What you will do:
Can you pull out each line of the data below that includes the word "subtitle"?
** Begin Task input **
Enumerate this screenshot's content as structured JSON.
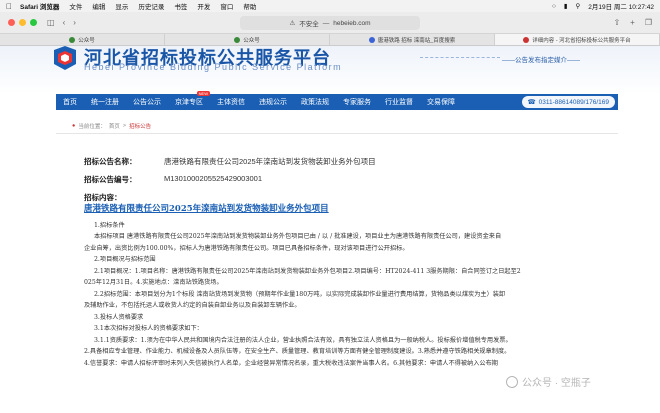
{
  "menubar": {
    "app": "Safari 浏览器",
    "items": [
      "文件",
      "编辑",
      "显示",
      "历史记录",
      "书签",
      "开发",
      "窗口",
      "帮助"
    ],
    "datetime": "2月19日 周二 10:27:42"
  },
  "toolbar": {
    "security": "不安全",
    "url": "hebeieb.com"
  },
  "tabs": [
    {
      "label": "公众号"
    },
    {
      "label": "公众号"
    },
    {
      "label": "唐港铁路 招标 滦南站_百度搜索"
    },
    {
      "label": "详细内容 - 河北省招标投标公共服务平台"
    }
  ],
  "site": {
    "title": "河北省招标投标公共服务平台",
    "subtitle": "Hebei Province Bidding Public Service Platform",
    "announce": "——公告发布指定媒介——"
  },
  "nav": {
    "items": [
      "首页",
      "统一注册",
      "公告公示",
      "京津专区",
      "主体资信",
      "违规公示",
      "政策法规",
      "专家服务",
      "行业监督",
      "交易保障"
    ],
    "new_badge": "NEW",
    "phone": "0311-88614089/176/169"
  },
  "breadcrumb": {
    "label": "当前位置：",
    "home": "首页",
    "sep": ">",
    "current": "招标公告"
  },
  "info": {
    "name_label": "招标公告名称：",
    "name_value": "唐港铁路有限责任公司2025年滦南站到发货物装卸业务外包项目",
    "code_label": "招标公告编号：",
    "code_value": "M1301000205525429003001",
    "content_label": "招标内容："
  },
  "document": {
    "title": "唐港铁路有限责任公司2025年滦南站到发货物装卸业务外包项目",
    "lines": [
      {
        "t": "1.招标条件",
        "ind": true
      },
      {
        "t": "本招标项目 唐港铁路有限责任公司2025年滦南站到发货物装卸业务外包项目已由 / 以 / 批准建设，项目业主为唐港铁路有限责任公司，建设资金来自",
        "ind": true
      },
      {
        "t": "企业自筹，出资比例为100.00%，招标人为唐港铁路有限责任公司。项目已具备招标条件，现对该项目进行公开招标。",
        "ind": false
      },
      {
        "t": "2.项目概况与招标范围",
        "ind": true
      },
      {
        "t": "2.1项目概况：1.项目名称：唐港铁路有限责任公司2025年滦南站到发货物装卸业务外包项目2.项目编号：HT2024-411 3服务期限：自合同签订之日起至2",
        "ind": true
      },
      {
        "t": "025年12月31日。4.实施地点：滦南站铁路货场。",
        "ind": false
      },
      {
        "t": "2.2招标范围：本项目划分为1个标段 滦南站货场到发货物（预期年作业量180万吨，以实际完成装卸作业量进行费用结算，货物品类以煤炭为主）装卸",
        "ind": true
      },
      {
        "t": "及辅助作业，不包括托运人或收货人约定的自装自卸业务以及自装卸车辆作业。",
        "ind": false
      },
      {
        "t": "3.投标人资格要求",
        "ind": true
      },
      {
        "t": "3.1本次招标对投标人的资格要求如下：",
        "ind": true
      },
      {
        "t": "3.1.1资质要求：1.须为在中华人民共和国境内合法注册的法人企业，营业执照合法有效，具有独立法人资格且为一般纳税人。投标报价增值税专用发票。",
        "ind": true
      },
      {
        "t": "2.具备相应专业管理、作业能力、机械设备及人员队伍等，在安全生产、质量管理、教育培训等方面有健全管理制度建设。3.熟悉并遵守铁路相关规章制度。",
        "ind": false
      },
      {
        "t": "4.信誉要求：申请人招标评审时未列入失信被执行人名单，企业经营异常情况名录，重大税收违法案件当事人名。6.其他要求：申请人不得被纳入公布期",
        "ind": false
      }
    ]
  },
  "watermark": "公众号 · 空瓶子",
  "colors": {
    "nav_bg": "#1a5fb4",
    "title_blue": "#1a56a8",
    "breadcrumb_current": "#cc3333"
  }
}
** End Task input **
** Begin Task input **
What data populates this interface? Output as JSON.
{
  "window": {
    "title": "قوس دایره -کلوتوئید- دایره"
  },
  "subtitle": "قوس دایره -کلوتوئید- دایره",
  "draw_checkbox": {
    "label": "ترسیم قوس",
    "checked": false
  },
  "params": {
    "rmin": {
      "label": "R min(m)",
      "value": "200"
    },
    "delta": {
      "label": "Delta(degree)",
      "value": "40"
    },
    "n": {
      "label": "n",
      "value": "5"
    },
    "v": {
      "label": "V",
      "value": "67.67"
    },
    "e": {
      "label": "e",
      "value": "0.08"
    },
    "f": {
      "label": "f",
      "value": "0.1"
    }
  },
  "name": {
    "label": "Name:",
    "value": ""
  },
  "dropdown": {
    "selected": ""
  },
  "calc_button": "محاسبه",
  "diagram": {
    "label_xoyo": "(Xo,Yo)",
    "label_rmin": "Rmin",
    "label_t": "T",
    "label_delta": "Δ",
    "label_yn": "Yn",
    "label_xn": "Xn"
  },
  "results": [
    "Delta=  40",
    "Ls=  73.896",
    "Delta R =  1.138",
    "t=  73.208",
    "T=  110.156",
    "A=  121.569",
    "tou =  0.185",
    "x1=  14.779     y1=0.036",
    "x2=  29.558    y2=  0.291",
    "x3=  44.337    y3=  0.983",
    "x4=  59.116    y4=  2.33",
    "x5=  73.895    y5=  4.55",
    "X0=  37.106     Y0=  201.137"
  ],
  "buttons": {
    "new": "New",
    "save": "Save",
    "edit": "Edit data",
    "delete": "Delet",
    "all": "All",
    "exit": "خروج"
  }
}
** End Task input **
** Begin Task input **
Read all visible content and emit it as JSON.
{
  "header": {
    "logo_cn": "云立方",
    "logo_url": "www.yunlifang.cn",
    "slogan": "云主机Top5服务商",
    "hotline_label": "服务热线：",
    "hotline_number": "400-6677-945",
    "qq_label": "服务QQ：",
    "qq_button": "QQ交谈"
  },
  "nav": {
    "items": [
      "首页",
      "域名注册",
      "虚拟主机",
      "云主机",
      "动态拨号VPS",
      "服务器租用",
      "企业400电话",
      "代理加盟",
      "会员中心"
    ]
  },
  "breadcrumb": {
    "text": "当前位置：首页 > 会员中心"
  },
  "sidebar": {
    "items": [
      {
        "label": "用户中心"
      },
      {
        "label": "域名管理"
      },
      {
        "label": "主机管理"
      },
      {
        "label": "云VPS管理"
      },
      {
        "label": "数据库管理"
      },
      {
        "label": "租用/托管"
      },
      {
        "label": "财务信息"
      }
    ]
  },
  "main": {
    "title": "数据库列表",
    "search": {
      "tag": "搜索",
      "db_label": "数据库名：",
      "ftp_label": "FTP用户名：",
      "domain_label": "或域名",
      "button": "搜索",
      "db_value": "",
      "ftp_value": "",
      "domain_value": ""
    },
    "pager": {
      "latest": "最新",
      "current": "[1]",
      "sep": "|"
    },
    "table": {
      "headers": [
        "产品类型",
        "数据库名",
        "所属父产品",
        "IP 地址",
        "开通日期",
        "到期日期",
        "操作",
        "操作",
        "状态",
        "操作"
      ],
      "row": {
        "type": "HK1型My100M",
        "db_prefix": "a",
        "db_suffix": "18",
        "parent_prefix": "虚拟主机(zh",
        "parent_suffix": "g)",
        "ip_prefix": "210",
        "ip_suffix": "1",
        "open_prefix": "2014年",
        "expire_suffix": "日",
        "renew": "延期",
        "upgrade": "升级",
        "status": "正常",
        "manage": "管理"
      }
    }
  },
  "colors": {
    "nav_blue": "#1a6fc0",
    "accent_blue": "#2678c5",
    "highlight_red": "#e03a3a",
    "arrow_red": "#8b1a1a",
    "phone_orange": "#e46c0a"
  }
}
** End Task input **
Response:
    "subtitle": "Hebei Province Bidding Public Service Platform",
  "subtitle": "قوس دایره -کلوتوئید- دایره",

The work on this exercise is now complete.